**Task brief:** Copy each line in which the string "image" occurs.

[Dataset rows]
══════════════════════════════

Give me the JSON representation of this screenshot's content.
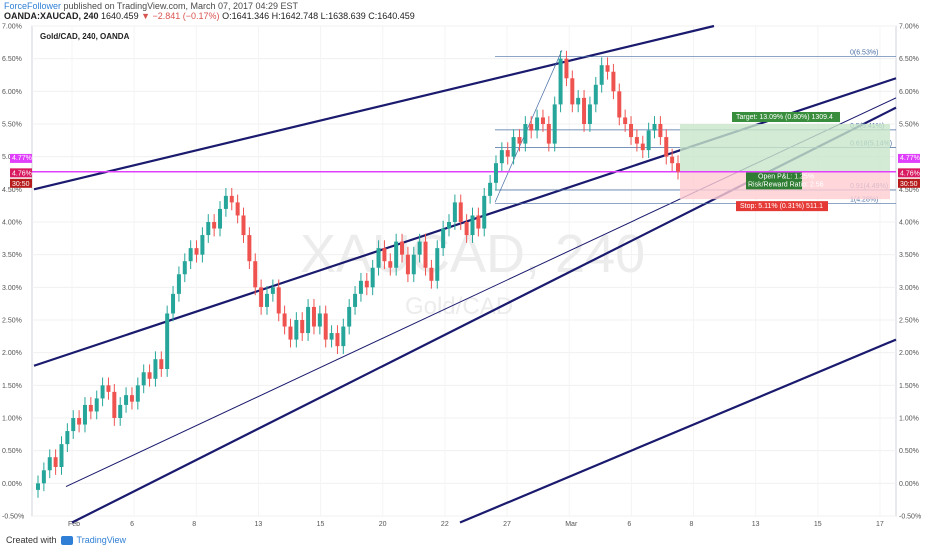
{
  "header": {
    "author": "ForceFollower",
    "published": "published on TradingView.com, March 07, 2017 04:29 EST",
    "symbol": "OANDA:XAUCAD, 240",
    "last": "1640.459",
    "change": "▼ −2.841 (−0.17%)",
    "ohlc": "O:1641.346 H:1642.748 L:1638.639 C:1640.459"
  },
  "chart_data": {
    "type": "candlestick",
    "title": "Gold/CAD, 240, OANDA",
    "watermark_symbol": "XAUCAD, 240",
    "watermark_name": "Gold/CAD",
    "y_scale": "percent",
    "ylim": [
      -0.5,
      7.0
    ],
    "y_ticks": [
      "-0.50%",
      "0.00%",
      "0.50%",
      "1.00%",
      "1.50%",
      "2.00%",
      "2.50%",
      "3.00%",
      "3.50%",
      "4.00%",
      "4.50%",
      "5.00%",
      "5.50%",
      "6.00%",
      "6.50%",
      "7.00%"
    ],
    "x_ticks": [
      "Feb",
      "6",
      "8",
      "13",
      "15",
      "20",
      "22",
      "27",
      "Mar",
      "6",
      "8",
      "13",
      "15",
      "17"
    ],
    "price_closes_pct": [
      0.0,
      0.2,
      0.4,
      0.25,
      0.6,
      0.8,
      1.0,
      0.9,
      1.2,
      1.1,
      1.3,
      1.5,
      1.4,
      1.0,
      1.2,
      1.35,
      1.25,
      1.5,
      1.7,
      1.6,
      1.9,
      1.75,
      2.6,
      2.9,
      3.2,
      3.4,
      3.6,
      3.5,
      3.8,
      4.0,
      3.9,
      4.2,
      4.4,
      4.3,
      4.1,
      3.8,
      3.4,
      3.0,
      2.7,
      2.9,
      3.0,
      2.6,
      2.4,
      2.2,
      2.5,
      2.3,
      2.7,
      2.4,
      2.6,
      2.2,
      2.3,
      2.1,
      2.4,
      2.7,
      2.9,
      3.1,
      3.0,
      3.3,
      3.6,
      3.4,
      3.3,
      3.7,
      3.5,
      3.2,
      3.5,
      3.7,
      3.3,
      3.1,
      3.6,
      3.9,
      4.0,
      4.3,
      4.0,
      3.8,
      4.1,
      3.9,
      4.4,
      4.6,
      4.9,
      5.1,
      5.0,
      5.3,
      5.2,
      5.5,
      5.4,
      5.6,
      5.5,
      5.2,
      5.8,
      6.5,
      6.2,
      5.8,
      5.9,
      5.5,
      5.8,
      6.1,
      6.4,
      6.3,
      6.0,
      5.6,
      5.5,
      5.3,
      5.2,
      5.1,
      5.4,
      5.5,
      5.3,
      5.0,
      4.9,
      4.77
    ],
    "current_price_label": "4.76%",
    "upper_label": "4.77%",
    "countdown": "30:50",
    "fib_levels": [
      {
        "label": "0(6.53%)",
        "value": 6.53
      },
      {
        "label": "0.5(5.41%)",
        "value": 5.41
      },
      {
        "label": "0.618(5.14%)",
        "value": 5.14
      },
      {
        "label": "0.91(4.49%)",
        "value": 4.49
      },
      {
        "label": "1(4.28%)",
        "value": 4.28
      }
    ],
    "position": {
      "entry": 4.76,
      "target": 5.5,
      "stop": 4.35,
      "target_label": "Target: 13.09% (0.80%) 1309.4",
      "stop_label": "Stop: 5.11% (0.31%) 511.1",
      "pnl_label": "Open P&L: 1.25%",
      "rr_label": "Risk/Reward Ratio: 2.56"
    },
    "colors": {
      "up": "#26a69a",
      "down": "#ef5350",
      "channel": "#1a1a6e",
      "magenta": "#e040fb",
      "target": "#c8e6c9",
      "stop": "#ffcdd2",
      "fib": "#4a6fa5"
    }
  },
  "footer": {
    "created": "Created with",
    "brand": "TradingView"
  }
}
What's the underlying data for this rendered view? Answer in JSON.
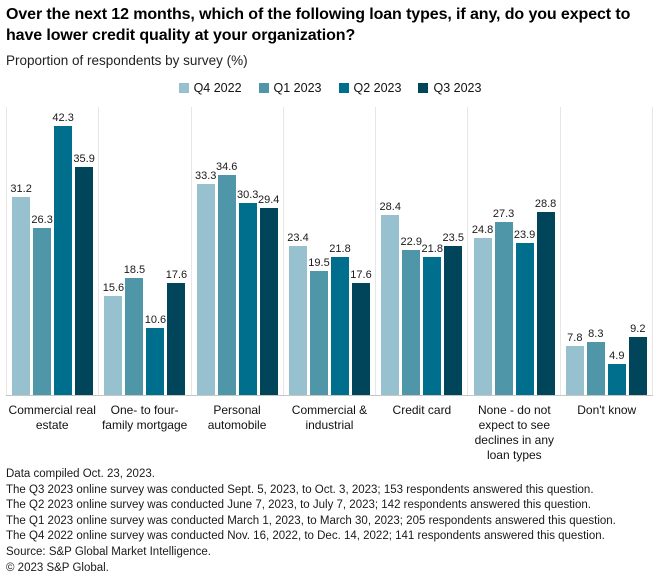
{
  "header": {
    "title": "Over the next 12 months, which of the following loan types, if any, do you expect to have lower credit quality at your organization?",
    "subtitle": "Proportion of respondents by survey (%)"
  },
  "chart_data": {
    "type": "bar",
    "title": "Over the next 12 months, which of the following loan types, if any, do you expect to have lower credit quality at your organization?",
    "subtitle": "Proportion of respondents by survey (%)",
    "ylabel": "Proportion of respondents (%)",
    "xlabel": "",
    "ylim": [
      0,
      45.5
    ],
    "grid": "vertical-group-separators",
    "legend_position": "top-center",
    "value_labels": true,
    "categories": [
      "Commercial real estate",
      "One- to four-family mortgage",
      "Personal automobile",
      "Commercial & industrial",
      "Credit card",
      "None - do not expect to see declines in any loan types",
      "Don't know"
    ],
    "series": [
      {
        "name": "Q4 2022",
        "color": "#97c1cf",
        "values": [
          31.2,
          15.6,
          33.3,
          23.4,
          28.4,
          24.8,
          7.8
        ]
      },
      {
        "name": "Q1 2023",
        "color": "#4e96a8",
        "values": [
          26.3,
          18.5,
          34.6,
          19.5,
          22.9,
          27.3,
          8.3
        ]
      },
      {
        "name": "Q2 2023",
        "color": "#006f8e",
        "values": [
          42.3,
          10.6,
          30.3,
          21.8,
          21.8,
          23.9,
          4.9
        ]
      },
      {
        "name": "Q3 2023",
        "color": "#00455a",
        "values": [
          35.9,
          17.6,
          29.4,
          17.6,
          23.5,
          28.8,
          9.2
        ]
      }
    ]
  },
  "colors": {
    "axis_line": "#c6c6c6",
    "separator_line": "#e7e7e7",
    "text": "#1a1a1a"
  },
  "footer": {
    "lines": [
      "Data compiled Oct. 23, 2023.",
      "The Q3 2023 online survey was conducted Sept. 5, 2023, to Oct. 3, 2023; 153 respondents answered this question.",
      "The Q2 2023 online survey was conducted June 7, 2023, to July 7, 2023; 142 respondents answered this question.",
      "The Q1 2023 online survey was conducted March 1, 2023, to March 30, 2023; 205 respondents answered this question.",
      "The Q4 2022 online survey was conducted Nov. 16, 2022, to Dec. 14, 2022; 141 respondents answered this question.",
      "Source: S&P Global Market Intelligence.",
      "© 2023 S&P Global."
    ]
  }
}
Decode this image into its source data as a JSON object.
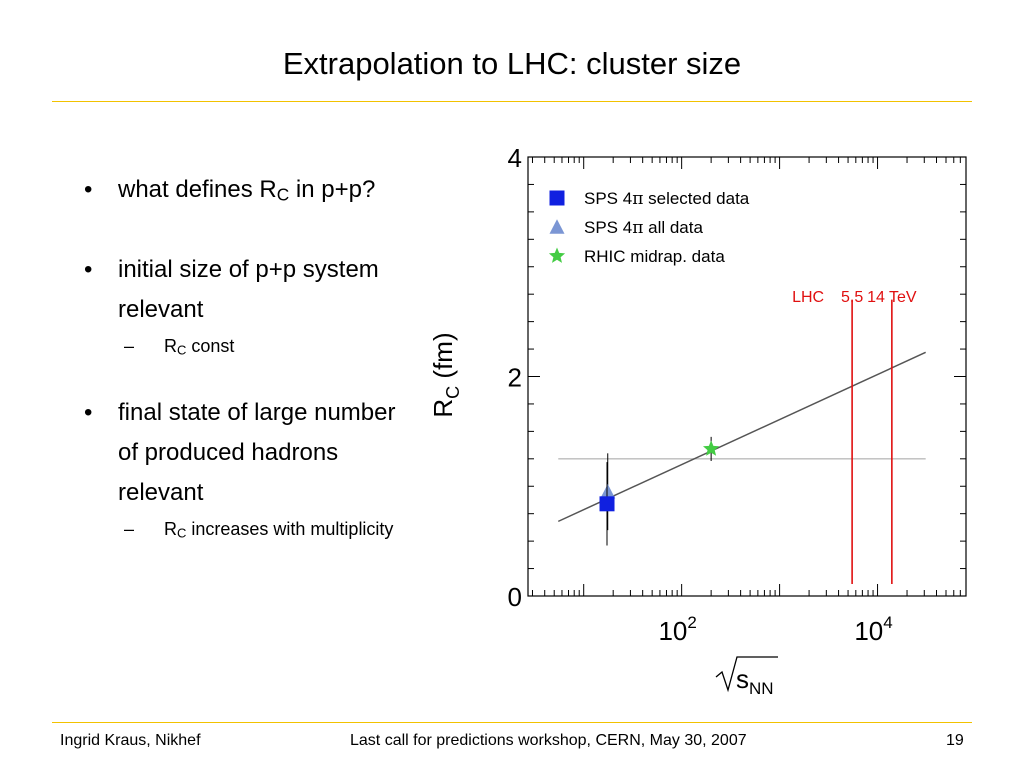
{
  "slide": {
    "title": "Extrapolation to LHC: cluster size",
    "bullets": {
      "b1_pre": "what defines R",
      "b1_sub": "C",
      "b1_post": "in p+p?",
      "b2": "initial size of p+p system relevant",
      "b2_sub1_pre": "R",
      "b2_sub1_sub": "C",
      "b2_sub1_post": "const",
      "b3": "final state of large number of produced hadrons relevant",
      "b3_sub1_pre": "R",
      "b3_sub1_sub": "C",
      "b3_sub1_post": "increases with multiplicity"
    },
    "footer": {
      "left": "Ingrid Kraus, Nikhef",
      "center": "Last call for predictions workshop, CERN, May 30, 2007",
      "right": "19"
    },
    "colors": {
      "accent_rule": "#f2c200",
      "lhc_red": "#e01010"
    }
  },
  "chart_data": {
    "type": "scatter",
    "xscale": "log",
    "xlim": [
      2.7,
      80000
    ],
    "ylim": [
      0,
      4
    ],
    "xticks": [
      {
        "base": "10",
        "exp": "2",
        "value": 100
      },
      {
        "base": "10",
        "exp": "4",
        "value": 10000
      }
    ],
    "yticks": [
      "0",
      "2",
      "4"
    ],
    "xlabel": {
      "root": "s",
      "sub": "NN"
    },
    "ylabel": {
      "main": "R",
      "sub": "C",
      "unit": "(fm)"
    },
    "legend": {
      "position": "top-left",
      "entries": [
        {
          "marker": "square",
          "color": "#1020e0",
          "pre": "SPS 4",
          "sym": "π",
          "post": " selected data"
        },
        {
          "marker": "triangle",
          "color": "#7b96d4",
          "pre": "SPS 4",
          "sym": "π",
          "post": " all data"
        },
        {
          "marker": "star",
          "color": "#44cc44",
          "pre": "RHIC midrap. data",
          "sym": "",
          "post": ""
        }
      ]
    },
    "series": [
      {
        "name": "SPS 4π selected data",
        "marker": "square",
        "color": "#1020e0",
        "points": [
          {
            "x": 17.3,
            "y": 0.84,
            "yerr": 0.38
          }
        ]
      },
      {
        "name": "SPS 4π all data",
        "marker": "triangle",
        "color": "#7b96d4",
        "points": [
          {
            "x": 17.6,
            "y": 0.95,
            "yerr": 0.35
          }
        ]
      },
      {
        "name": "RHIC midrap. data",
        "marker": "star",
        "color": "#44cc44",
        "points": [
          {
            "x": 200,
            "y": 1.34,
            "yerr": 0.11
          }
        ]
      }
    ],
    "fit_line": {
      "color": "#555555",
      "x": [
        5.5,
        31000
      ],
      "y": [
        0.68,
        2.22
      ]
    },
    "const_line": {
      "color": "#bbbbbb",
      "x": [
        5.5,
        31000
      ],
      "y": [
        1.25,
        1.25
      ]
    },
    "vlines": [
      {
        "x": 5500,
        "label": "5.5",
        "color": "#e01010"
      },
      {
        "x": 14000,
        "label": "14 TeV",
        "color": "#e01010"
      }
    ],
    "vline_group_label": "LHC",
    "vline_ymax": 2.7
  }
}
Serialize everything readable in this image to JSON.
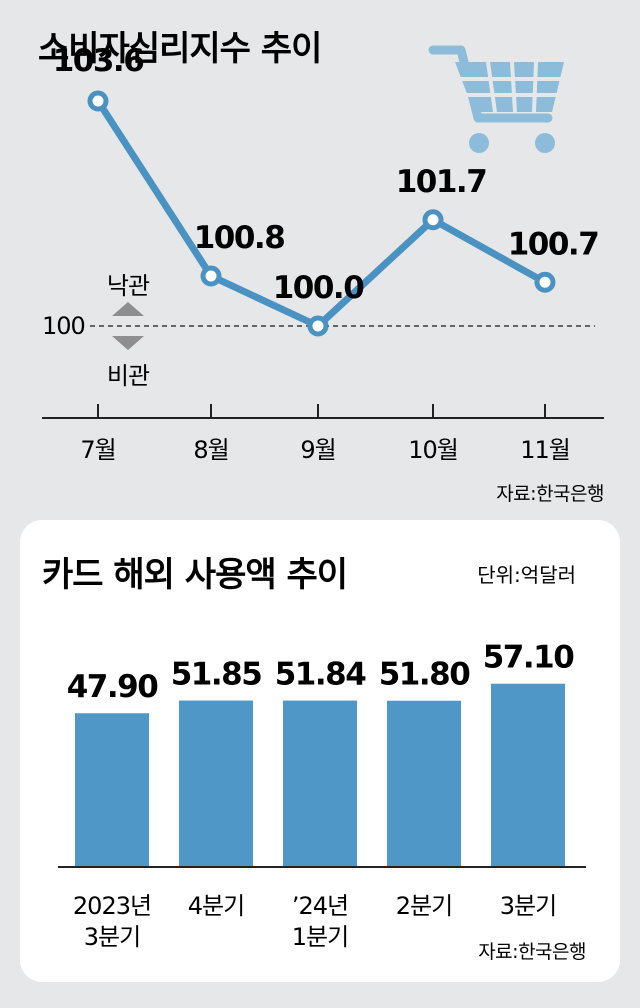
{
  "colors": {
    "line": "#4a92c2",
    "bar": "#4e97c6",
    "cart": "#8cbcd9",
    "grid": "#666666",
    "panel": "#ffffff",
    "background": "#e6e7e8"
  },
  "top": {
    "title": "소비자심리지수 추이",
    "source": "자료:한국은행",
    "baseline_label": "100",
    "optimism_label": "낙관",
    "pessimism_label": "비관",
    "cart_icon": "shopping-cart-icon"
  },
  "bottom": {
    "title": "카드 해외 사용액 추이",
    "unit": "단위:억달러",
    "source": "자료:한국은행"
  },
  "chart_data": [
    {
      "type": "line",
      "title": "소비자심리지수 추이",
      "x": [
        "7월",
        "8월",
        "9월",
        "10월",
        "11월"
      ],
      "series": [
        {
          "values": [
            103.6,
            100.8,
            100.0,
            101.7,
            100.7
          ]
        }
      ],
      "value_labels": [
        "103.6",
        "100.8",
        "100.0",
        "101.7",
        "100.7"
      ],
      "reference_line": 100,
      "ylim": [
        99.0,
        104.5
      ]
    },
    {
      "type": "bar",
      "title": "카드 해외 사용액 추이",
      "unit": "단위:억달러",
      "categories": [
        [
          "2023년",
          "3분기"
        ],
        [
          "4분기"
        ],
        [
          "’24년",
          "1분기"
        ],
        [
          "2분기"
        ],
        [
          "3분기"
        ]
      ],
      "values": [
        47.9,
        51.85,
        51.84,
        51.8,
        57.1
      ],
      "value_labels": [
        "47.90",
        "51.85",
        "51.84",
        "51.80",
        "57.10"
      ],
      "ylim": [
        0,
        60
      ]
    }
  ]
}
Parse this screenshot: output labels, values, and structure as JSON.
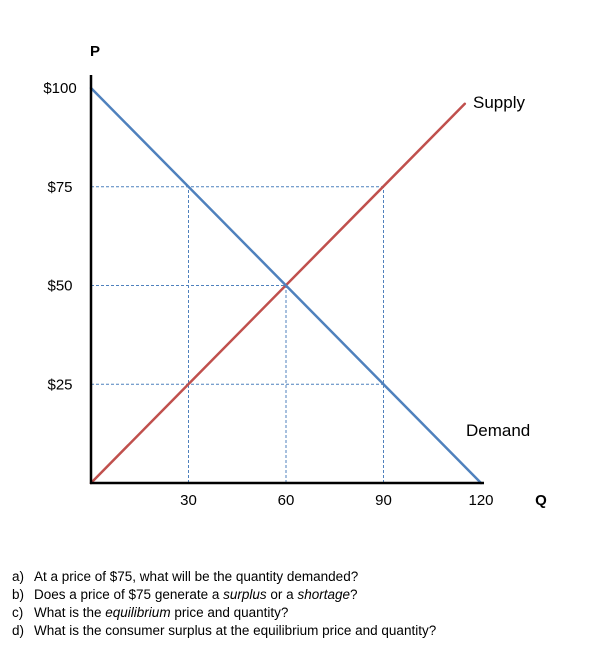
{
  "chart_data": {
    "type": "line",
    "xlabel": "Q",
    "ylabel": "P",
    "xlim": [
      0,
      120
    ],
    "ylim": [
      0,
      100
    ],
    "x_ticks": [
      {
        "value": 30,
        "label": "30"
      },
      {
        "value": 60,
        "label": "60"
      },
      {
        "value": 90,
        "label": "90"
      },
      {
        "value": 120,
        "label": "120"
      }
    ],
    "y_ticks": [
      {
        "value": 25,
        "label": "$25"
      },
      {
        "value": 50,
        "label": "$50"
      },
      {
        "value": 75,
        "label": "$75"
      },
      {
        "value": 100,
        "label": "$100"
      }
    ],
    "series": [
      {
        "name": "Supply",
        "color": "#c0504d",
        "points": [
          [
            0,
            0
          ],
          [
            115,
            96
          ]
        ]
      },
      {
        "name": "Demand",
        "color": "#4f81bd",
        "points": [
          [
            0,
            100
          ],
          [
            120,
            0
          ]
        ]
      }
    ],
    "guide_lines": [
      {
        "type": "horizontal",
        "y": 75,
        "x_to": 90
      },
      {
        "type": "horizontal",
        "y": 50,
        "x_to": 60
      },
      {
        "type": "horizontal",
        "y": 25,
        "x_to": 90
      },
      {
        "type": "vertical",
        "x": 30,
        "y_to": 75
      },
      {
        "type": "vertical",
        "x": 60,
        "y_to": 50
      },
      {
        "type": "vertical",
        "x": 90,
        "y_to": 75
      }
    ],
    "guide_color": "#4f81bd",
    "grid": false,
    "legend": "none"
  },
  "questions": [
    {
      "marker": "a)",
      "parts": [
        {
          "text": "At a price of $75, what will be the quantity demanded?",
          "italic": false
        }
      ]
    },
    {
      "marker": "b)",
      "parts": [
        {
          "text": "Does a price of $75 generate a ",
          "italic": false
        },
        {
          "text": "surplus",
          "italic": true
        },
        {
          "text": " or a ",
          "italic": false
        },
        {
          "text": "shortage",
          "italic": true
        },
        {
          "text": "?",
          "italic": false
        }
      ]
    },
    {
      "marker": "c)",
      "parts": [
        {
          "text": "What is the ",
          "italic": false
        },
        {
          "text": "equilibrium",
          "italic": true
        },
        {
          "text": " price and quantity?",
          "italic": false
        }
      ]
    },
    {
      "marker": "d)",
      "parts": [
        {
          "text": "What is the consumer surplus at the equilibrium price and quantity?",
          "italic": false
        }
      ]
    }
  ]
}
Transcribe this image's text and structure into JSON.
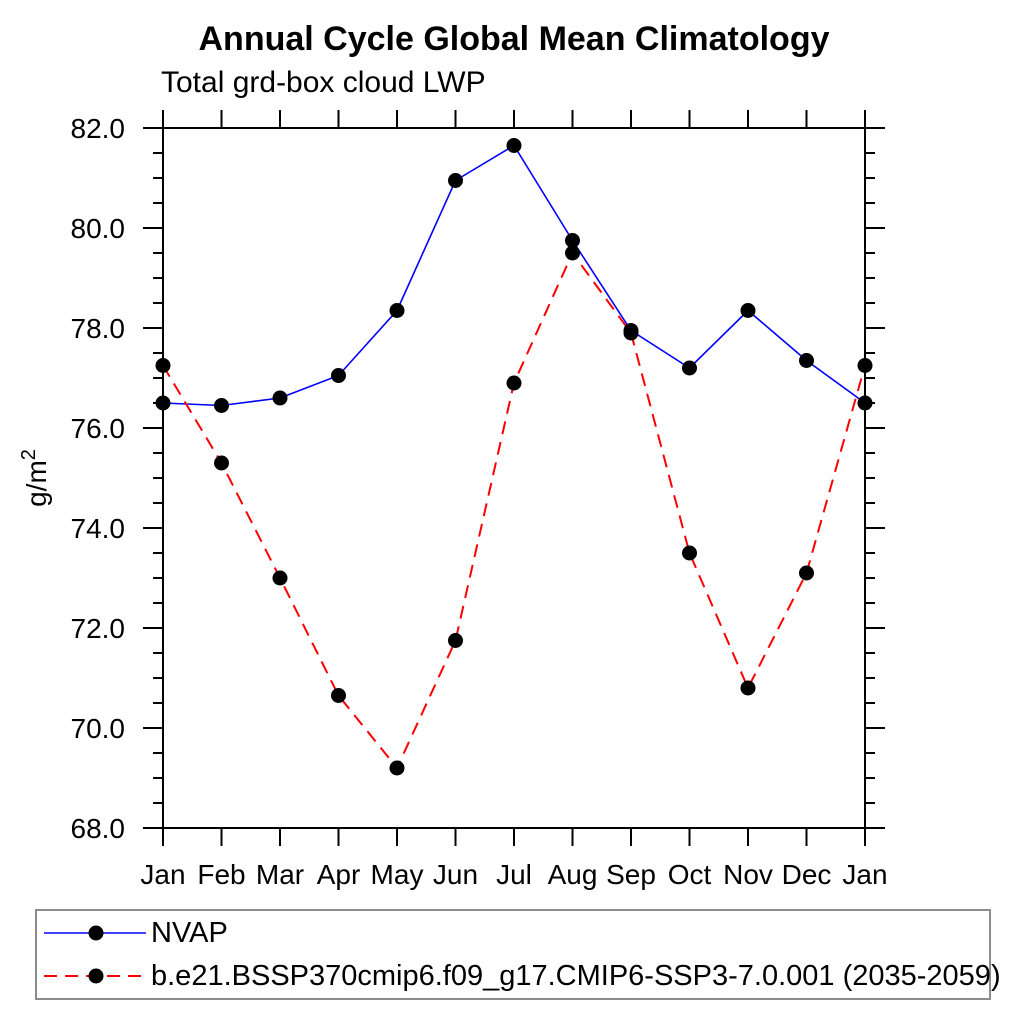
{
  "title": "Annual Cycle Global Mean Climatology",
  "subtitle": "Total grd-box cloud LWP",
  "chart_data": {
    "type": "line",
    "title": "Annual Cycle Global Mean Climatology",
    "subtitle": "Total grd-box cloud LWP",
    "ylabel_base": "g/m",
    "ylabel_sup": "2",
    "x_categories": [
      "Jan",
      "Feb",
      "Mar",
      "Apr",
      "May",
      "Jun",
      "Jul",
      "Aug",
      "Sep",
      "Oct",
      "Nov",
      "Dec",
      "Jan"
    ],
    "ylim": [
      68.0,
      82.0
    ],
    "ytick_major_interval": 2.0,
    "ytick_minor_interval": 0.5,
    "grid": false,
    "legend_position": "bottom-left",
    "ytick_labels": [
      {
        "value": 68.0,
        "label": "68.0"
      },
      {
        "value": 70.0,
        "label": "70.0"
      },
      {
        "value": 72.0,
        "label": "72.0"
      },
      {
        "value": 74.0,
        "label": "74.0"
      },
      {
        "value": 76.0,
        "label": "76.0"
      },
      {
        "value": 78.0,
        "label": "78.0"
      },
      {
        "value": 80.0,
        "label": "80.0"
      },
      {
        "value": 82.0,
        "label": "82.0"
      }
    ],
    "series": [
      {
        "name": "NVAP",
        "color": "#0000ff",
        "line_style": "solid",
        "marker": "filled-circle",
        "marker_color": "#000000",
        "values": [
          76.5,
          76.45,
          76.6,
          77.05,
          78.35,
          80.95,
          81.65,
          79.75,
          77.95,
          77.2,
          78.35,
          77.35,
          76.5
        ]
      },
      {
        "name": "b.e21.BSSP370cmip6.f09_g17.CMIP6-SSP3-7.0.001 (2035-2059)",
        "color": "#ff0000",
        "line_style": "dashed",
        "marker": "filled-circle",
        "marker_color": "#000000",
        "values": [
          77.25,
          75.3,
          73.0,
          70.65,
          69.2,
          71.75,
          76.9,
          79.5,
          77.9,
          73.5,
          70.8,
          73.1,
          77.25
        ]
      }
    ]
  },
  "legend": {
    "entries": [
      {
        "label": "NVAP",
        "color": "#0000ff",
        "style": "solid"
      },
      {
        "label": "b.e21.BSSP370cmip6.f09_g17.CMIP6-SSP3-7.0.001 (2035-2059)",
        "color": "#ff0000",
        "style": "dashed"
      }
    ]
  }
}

══════════════════════════════

**Exercise response:**
Decode this image into its source data as a JSON object.
Serialize everything readable in this image to JSON.
Transcribe this image's text and structure into JSON.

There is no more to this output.